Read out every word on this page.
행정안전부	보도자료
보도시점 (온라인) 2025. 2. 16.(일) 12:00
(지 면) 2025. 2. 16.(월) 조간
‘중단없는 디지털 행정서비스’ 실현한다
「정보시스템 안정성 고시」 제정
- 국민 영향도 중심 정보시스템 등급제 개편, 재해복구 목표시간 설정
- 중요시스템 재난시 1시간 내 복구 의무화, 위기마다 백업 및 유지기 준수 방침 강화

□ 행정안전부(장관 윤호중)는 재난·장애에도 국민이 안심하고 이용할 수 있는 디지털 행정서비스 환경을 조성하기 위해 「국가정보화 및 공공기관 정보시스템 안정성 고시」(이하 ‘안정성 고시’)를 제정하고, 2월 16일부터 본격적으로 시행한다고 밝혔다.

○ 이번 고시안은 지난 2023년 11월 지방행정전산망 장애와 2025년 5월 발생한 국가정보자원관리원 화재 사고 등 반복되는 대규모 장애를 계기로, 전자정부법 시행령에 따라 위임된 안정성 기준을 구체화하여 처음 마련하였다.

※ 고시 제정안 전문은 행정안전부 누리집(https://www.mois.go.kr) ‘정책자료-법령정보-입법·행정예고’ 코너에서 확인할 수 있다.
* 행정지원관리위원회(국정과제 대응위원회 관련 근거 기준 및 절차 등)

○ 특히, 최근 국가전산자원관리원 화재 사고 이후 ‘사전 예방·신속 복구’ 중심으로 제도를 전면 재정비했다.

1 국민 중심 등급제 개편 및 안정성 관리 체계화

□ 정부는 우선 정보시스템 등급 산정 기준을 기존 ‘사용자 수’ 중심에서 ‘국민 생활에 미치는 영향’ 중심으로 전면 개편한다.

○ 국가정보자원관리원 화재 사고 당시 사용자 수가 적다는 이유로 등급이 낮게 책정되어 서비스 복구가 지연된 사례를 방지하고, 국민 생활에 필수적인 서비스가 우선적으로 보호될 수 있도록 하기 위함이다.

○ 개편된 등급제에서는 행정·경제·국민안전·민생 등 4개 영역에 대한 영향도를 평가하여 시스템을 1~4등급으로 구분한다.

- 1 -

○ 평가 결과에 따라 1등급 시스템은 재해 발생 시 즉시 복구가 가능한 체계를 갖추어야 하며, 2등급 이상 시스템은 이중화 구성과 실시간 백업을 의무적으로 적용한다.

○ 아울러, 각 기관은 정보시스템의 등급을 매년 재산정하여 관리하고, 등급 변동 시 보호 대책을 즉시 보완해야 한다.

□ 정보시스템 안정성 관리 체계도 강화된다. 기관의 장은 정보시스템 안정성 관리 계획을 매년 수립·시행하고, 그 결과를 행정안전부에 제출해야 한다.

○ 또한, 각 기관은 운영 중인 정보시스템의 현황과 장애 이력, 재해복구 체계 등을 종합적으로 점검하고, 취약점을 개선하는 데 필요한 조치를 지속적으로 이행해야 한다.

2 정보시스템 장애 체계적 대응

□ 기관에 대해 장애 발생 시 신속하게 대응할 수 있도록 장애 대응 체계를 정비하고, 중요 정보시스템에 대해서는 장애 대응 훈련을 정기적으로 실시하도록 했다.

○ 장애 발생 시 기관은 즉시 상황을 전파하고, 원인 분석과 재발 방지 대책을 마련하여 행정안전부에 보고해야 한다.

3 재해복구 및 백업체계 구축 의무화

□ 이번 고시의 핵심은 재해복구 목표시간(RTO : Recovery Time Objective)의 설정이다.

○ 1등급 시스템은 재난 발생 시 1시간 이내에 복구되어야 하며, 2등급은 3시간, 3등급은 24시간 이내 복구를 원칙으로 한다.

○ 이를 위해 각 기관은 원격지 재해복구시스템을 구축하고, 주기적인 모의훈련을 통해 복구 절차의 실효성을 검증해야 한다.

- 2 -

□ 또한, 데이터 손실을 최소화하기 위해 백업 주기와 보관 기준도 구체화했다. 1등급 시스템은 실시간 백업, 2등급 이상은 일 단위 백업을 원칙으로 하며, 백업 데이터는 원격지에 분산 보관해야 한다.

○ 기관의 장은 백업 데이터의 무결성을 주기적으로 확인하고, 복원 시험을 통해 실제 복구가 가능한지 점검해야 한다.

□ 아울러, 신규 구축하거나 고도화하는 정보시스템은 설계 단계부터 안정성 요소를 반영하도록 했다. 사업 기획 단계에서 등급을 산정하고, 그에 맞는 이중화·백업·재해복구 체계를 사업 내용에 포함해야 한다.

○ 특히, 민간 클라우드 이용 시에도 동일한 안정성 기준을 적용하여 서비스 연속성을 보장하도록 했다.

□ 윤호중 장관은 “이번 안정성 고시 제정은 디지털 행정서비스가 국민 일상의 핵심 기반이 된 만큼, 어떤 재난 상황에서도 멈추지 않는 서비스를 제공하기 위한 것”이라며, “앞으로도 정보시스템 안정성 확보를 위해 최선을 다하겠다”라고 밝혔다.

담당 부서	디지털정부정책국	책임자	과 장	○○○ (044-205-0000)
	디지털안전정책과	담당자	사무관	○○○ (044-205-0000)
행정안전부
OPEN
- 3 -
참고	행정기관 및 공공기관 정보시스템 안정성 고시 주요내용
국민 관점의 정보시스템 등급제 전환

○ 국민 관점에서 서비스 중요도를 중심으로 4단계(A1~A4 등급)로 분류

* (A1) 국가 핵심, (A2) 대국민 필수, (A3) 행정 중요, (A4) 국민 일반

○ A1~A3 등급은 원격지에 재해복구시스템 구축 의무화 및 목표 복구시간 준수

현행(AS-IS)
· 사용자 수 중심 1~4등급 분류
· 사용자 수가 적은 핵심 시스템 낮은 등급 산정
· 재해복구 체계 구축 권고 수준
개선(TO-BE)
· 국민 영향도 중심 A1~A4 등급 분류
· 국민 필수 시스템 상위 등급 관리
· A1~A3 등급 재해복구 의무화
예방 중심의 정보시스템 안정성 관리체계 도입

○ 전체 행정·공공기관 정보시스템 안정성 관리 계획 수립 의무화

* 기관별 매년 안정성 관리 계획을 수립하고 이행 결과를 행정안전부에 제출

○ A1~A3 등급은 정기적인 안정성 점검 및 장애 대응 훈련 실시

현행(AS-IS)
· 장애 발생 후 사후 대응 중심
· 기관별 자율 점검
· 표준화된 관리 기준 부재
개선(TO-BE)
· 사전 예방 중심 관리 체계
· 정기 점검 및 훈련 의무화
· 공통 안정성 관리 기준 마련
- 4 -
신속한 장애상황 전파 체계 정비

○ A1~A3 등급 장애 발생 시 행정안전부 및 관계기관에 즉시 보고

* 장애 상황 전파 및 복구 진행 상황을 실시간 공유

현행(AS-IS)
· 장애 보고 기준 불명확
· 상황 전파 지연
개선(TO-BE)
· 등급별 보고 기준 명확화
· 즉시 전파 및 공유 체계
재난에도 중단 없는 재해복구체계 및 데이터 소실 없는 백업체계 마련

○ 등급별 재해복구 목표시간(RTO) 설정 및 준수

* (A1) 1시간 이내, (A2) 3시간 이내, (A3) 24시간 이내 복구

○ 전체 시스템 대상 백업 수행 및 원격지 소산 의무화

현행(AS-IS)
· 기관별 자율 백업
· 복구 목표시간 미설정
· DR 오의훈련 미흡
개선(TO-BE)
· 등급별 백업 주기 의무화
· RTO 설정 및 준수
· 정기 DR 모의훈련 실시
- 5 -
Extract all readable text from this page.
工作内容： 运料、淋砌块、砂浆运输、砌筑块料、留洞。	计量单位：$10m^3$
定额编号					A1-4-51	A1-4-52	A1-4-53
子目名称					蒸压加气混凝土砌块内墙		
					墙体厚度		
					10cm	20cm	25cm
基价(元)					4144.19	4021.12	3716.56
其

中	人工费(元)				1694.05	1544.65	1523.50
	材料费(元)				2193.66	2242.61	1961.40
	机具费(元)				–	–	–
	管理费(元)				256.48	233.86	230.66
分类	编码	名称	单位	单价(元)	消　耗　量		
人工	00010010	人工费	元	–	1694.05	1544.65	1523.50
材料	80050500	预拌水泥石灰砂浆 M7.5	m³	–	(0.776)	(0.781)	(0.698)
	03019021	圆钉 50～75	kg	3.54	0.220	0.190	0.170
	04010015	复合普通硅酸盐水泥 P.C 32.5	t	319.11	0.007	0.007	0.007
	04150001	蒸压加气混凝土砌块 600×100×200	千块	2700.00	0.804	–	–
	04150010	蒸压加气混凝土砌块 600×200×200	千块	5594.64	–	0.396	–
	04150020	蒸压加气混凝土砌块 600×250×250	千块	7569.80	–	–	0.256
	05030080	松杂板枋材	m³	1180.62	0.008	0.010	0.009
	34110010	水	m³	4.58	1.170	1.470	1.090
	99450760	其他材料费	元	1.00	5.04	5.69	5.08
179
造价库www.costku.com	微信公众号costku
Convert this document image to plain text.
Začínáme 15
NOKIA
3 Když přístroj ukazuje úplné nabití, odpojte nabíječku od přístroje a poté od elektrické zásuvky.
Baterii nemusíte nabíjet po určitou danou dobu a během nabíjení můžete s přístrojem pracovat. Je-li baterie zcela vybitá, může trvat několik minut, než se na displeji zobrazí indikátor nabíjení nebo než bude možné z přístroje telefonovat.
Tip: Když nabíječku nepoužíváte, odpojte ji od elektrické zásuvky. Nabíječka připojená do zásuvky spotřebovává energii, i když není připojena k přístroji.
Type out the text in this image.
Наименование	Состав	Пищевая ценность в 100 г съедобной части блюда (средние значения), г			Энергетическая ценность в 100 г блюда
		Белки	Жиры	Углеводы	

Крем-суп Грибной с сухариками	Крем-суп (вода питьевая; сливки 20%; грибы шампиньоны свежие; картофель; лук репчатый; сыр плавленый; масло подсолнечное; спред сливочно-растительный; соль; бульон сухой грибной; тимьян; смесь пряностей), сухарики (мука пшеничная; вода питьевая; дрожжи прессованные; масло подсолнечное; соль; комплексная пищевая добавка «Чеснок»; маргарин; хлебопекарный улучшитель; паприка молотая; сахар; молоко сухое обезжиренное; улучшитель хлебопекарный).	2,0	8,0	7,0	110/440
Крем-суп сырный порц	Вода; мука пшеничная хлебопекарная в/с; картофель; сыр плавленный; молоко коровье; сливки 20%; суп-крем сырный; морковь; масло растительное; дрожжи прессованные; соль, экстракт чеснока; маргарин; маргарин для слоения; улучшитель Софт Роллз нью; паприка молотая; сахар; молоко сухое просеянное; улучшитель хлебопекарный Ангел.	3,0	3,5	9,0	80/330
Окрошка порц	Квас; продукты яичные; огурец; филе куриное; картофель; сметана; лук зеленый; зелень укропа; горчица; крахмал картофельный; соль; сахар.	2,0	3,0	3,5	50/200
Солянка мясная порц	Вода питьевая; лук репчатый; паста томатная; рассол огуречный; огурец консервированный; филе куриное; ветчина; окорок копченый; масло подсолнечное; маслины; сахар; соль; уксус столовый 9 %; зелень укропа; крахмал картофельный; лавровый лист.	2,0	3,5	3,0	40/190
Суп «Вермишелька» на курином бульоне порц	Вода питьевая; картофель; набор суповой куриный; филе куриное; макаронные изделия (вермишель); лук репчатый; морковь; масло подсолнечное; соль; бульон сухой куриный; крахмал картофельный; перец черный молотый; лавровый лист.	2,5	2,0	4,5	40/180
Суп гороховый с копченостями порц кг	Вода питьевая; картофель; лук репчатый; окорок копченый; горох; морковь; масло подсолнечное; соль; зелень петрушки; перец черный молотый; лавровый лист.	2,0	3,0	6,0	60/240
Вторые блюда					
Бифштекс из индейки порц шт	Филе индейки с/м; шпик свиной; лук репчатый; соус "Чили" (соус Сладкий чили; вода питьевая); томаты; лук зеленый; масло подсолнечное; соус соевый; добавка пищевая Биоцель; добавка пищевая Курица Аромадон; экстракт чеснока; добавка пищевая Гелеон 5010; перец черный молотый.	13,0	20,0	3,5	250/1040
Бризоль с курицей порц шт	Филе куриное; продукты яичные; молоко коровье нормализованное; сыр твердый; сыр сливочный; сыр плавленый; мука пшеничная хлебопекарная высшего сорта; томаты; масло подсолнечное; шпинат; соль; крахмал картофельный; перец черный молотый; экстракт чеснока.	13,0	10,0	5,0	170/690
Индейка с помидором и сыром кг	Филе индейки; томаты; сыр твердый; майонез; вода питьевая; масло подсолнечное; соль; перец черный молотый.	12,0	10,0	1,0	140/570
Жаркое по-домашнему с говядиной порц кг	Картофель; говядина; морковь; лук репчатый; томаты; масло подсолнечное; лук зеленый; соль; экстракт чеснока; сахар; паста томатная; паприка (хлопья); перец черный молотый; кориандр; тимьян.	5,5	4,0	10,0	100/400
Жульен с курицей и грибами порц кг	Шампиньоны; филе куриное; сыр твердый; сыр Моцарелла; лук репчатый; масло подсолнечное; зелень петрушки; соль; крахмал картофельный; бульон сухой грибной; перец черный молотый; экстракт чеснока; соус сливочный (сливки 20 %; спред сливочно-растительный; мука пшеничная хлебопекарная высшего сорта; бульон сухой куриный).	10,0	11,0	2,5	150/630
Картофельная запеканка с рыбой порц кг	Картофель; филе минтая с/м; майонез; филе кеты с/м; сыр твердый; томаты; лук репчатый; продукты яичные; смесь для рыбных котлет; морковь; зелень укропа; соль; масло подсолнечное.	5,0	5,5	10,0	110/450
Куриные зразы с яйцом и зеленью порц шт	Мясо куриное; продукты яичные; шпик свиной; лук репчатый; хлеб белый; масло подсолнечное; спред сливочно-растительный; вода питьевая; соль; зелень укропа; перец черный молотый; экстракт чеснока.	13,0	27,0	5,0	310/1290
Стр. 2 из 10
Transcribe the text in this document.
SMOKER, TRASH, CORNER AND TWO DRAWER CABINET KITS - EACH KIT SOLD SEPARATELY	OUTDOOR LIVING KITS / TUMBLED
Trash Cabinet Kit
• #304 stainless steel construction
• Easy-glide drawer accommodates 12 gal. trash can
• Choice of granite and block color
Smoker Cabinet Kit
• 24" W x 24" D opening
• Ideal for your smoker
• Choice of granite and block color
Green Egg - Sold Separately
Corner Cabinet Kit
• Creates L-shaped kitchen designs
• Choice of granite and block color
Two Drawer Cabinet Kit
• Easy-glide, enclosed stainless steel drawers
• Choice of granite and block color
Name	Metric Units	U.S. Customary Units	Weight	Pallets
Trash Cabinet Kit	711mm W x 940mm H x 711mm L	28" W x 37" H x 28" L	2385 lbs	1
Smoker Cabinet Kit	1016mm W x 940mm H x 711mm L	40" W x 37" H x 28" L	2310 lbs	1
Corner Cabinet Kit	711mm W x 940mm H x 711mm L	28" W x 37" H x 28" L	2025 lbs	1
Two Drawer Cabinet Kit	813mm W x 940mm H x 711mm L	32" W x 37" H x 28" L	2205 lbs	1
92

++++++++

SHORT PROBLEM:
Pick out and copy the lines of the material that include the word "zásuvky".

COMPLETE ANSWER:
3 Když přístroj ukazuje úplné nabití, odpojte nabíječku od přístroje a poté od elektrické zásuvky.
Tip: Když nabíječku nepoužíváte, odpojte ji od elektrické zásuvky. Nabíječka připojená do zásuvky spotřebovává energii, i když není připojena k přístroji.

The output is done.